- Stated goal -
Reproduce the material in full, unchanged.
--- begin Excerpted data ---
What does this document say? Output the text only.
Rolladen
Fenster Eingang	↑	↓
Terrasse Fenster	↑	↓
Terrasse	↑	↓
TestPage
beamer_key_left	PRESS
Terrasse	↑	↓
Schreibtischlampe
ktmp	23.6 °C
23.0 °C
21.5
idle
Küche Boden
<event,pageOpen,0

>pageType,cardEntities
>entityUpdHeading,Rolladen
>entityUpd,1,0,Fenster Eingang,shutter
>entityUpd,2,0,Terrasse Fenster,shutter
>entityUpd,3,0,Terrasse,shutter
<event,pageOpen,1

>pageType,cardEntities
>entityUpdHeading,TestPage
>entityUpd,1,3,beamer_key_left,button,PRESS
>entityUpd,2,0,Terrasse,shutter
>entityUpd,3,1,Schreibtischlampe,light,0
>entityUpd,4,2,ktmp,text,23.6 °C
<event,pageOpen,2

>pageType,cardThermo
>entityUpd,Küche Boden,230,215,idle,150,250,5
--- end Excerpted data ---
- Solution to this problem -
What does this document say? Output the text only.
Rolladen
Fenster Eingang	↑	↓
Terrasse Fenster	↑	↓
Terrasse	↑	↓
TestPage
beamer_key_left	PRESS
Terrasse	↑	↓
Schreibtischlampe
ktmp	23.6 °C
23.0 °C
21.5
idle
Küche Boden
<event,pageOpen,0

>pageType,cardEntities
>entityUpdHeading,Rolladen
>entityUpd,1,0,Fenster Eingang,shutter
>entityUpd,2,0,Terrasse Fenster,shutter
>entityUpd,3,0,Terrasse,shutter
<event,pageOpen,1

>pageType,cardEntities
>entityUpdHeading,TestPage
>entityUpd,1,3,beamer_key_left,button,PRESS
>entityUpd,2,0,Terrasse,shutter
>entityUpd,3,1,Schreibtischlampe,light,0
>entityUpd,4,2,ktmp,text,23.6 °C
<event,pageOpen,2

>pageType,cardThermo
>entityUpd,Küche Boden,230,215,idle,150,250,5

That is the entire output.